=== Information supplied ===

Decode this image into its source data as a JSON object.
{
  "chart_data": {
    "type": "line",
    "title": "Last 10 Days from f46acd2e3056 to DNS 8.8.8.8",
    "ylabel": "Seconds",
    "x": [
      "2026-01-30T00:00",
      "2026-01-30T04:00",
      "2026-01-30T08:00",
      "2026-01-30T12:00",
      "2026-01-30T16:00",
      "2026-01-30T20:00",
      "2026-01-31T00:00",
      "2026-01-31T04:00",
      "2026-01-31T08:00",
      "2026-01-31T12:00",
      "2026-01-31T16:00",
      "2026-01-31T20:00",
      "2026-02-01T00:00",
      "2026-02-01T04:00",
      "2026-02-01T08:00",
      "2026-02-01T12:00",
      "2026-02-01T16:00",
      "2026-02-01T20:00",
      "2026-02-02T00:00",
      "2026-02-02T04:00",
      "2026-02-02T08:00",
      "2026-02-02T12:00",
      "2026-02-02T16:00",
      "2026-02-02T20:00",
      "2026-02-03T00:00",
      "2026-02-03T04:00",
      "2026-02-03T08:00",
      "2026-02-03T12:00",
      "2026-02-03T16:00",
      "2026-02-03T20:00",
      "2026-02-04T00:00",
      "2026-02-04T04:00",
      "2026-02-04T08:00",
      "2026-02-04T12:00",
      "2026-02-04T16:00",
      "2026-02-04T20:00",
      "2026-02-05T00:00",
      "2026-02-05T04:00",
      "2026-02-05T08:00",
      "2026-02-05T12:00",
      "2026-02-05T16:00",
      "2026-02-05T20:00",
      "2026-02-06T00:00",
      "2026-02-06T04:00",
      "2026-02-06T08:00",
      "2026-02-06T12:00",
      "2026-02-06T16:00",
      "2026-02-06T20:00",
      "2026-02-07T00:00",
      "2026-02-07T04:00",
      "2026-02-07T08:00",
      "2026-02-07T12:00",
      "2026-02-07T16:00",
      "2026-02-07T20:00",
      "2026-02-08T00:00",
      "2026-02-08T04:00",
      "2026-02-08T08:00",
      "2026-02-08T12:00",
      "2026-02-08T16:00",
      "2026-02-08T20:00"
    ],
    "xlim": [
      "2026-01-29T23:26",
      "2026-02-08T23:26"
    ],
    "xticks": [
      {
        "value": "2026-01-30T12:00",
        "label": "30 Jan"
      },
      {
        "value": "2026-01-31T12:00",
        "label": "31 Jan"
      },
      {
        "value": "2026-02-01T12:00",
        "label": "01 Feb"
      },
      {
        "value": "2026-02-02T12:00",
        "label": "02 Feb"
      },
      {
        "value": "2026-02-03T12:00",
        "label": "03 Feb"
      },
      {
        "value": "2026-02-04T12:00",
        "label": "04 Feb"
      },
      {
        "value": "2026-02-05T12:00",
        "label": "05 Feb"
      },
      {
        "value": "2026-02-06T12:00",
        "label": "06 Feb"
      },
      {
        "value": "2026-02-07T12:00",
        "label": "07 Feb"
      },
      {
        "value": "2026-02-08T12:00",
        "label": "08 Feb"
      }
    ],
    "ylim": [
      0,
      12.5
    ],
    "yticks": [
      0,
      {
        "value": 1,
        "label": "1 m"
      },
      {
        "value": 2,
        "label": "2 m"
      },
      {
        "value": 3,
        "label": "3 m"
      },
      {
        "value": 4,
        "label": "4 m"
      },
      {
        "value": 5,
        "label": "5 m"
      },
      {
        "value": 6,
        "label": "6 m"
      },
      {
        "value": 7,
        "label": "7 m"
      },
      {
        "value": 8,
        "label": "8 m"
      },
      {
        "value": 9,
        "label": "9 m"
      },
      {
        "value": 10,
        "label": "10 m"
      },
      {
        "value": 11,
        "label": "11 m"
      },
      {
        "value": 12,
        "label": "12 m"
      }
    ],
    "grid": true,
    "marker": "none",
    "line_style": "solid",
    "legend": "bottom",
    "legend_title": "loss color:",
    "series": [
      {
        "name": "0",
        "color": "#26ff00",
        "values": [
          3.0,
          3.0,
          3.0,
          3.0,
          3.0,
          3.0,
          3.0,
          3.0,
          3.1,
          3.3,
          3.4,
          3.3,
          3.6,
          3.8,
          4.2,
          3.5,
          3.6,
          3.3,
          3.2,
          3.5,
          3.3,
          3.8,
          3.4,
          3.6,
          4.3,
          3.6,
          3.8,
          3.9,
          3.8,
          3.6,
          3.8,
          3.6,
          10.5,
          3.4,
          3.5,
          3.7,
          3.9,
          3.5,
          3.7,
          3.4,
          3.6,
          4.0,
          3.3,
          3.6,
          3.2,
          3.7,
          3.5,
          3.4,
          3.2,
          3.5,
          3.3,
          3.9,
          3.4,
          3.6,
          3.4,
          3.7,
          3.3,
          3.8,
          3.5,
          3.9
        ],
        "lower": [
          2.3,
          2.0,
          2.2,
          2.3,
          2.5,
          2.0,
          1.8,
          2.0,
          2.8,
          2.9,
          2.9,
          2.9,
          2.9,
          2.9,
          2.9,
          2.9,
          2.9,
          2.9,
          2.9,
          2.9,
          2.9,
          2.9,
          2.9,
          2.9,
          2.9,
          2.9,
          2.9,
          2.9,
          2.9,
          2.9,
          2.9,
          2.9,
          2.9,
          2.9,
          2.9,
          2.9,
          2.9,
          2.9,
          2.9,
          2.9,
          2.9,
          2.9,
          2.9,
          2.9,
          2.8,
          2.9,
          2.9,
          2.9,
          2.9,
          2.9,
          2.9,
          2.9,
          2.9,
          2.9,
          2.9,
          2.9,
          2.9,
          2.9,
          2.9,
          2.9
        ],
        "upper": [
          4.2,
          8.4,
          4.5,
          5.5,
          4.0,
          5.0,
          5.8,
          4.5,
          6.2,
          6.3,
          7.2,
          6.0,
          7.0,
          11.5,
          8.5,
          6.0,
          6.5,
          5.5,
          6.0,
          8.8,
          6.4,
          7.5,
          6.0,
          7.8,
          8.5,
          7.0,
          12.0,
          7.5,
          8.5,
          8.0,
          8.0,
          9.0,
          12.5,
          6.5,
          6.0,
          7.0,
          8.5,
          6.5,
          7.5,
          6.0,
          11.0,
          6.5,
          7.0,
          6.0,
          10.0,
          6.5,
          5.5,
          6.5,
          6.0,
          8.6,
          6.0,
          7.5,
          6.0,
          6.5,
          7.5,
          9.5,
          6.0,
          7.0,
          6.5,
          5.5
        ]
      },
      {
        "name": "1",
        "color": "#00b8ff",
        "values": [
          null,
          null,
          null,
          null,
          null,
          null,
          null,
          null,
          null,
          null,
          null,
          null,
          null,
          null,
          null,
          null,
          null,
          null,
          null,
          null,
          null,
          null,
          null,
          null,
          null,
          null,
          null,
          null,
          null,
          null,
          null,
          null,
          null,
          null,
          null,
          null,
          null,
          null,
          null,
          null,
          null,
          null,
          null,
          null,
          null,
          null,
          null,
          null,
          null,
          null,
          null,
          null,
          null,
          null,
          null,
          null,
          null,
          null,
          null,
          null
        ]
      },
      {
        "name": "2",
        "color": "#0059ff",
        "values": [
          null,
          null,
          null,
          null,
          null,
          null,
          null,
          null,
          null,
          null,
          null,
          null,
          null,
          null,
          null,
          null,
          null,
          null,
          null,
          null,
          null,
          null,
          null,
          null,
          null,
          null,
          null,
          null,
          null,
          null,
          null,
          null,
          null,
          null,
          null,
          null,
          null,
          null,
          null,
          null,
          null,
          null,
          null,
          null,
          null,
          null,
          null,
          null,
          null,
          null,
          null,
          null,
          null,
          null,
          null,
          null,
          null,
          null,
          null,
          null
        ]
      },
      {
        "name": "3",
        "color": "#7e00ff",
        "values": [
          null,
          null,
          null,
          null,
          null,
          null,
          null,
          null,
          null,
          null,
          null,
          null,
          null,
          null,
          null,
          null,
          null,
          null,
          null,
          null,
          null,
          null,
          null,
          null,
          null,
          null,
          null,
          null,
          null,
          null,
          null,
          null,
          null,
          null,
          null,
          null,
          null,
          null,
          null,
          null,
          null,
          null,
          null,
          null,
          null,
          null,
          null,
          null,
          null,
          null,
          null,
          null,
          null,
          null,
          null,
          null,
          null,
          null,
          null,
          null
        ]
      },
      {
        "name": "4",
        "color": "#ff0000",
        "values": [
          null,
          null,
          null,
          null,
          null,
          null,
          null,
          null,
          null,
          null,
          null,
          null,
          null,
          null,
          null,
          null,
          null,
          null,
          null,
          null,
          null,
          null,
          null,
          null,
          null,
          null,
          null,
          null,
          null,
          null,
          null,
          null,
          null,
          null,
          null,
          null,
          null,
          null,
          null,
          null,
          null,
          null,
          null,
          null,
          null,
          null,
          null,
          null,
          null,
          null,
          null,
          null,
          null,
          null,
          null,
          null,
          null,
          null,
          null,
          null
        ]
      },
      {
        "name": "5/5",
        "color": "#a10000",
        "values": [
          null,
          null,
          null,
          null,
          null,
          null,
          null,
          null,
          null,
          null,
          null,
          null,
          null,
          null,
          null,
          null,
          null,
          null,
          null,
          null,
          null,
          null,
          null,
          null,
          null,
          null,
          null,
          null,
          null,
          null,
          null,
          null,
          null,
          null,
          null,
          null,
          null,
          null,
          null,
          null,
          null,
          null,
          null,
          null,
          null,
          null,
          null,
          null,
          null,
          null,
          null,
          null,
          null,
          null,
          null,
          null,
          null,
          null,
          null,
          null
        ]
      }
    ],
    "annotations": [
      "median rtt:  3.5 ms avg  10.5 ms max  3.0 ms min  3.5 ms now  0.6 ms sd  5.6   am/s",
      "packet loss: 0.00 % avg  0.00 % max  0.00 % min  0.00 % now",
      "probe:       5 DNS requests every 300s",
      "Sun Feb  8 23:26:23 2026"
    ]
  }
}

===

- Problem to work on
Find the lines of the material that hold the word "loss" and report their count alone.

- Response for this exercise
2